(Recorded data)
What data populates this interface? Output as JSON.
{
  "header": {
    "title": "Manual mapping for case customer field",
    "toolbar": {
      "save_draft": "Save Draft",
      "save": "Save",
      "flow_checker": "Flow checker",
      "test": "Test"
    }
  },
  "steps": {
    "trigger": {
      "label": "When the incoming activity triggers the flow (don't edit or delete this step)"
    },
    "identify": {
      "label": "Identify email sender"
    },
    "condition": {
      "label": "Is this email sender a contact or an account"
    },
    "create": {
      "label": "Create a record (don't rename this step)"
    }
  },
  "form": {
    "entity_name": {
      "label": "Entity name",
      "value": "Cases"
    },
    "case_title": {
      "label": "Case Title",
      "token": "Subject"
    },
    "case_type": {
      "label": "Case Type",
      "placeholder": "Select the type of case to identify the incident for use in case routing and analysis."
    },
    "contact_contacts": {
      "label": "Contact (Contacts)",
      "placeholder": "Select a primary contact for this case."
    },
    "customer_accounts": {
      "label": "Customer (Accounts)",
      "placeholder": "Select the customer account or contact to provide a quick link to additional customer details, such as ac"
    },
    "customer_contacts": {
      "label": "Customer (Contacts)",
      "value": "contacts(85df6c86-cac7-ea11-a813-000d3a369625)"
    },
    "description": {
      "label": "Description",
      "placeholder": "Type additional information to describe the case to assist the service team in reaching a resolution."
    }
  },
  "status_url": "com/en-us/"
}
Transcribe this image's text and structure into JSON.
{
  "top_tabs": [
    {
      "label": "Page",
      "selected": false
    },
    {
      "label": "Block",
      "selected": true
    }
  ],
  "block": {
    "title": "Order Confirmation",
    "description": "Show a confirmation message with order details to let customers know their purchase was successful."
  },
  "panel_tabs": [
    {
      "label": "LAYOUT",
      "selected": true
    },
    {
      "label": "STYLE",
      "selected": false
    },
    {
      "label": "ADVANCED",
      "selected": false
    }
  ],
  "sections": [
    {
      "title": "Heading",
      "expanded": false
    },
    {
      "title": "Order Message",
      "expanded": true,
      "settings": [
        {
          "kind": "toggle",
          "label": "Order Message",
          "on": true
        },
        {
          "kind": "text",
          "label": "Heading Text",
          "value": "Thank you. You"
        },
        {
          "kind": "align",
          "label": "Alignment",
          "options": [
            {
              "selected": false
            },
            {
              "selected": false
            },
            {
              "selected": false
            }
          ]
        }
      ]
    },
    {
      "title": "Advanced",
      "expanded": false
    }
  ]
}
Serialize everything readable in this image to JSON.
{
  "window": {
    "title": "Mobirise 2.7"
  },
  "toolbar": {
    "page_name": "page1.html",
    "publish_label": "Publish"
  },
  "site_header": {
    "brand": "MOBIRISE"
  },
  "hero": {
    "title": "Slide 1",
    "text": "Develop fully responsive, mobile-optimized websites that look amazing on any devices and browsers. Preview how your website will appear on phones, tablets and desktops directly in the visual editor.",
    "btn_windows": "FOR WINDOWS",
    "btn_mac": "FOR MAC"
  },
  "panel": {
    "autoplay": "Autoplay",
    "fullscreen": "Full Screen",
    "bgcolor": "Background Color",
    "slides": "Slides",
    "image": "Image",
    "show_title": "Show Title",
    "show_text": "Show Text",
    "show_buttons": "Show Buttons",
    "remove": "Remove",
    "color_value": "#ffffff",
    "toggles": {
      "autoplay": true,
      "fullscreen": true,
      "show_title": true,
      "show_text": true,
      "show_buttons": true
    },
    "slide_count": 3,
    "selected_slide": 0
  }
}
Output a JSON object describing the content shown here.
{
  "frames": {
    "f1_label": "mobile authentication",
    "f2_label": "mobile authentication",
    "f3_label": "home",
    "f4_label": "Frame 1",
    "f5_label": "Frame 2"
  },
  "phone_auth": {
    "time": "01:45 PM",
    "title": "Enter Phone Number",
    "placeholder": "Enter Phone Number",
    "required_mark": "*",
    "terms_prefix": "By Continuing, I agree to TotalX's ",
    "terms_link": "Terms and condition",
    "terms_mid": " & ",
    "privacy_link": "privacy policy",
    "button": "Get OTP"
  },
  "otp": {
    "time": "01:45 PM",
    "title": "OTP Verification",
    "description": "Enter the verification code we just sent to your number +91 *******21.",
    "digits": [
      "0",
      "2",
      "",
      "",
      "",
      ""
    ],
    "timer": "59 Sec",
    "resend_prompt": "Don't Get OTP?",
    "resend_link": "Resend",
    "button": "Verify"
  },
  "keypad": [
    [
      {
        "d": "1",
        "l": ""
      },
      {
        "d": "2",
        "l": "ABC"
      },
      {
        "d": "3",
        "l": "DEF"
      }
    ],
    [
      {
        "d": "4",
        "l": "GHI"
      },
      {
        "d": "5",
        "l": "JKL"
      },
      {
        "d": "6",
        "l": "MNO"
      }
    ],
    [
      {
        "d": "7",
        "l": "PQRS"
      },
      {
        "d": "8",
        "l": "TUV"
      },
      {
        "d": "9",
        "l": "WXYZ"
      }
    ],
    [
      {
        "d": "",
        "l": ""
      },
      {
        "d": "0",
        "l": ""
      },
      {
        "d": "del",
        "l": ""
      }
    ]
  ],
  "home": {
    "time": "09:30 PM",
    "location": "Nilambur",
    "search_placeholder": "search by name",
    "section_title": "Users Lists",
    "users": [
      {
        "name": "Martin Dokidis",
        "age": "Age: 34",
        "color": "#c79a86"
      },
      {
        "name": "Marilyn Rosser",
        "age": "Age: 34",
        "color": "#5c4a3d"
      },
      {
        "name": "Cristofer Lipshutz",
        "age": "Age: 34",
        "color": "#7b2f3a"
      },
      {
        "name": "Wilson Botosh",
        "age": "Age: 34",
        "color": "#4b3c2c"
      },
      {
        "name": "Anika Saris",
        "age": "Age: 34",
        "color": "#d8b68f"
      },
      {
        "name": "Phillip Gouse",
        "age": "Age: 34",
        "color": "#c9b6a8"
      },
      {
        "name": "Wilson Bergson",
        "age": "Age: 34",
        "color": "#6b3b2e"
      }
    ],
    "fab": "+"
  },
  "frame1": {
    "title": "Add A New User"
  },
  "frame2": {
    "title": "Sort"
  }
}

[Exercise]: Give only the count of lines in this material that contain the string "mobile".

[Solution]: 3